Recorded data:
---------------

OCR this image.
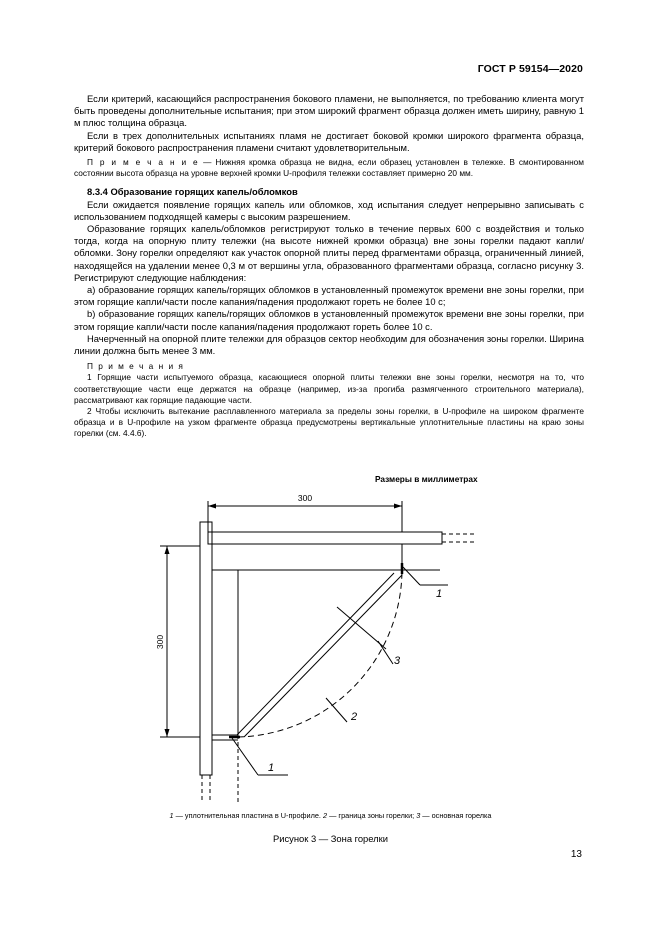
ГОСТ Р 59154—2020

Если критерий, касающийся распространения бокового пламени, не выполняется, по требованию клиента могут быть проведены дополнительные испытания; при этом широкий фрагмент образца должен иметь ширину, равную 1 м плюс толщина образца.

Если в трех дополнительных испытаниях пламя не достигает боковой кромки широкого фрагмента образца, критерий бокового распространения пламени считают удовлетворительным.

П р и м е ч а н и е — Нижняя кромка образца не видна, если образец установлен в тележке. В смонтированном состоянии высота образца на уровне верхней кромки U-профиля тележки составляет примерно 20 мм.

8.3.4 Образование горящих капель/обломков

Если ожидается появление горящих капель или обломков, ход испытания следует непрерывно записывать с использованием подходящей камеры с высоким разрешением.

Образование горящих капель/обломков регистрируют только в течение первых 600 с воздействия и только тогда, когда на опорную плиту тележки (на высоте нижней кромки образца) вне зоны горелки падают капли/обломки. Зону горелки определяют как участок опорной плиты перед фрагментами образца, ограниченный линией, находящейся на удалении менее 0,3 м от вершины угла, образованного фрагментами образца, согласно рисунку 3. Регистрируют следующие наблюдения:

а) образование горящих капель/горящих обломков в установленный промежуток времени вне зоны горелки, при этом горящие капли/части после капания/падения продолжают гореть не более 10 с;

b) образование горящих капель/горящих обломков в установленный промежуток времени вне зоны горелки, при этом горящие капли/части после капания/падения продолжают гореть более 10 с.

Начерченный на опорной плите тележки для образцов сектор необходим для обозначения зоны горелки. Ширина линии должна быть менее 3 мм.

П р и м е ч а н и я

1 Горящие части испытуемого образца, касающиеся опорной плиты тележки вне зоны горелки, несмотря на то, что соответствующие части еще держатся на образце (например, из-за прогиба размягченного строительного материала), рассматривают как горящие падающие части.

2 Чтобы исключить вытекание расплавленного материала за пределы зоны горелки, в U-профиле на широком фрагменте образца и в U-профиле на узком фрагменте образца предусмотрены вертикальные уплотнительные пластины на краю зоны горелки (см. 4.4.6).

Размеры в миллиметрах
300
300
1
1
2
3
1 — уплотнительная пластина в U-профиле. 2 — граница зоны горелки; 3 — основная горелка
Рисунок 3 — Зона горелки
13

---------------

• **What is needed**:
Repeat every record precisely. Any picture among them stays out of the copy.

• **Exercise solution**:
OCR this image.
ГОСТ Р 59154—2020

Если критерий, касающийся распространения бокового пламени, не выполняется, по требованию клиента могут быть проведены дополнительные испытания; при этом широкий фрагмент образца должен иметь ширину, равную 1 м плюс толщина образца.

Если в трех дополнительных испытаниях пламя не достигает боковой кромки широкого фрагмента образца, критерий бокового распространения пламени считают удовлетворительным.

П р и м е ч а н и е — Нижняя кромка образца не видна, если образец установлен в тележке. В смонтированном состоянии высота образца на уровне верхней кромки U-профиля тележки составляет примерно 20 мм.

8.3.4 Образование горящих капель/обломков

Если ожидается появление горящих капель или обломков, ход испытания следует непрерывно записывать с использованием подходящей камеры с высоким разрешением.

Образование горящих капель/обломков регистрируют только в течение первых 600 с воздействия и только тогда, когда на опорную плиту тележки (на высоте нижней кромки образца) вне зоны горелки падают капли/обломки. Зону горелки определяют как участок опорной плиты перед фрагментами образца, ограниченный линией, находящейся на удалении менее 0,3 м от вершины угла, образованного фрагментами образца, согласно рисунку 3. Регистрируют следующие наблюдения:

а) образование горящих капель/горящих обломков в установленный промежуток времени вне зоны горелки, при этом горящие капли/части после капания/падения продолжают гореть не более 10 с;

b) образование горящих капель/горящих обломков в установленный промежуток времени вне зоны горелки, при этом горящие капли/части после капания/падения продолжают гореть более 10 с.

Начерченный на опорной плите тележки для образцов сектор необходим для обозначения зоны горелки. Ширина линии должна быть менее 3 мм.

П р и м е ч а н и я

1 Горящие части испытуемого образца, касающиеся опорной плиты тележки вне зоны горелки, несмотря на то, что соответствующие части еще держатся на образце (например, из-за прогиба размягченного строительного материала), рассматривают как горящие падающие части.

2 Чтобы исключить вытекание расплавленного материала за пределы зоны горелки, в U-профиле на широком фрагменте образца и в U-профиле на узком фрагменте образца предусмотрены вертикальные уплотнительные пластины на краю зоны горелки (см. 4.4.6).

Размеры в миллиметрах
300
300
1
1
2
3
1 — уплотнительная пластина в U-профиле. 2 — граница зоны горелки; 3 — основная горелка
Рисунок 3 — Зона горелки
13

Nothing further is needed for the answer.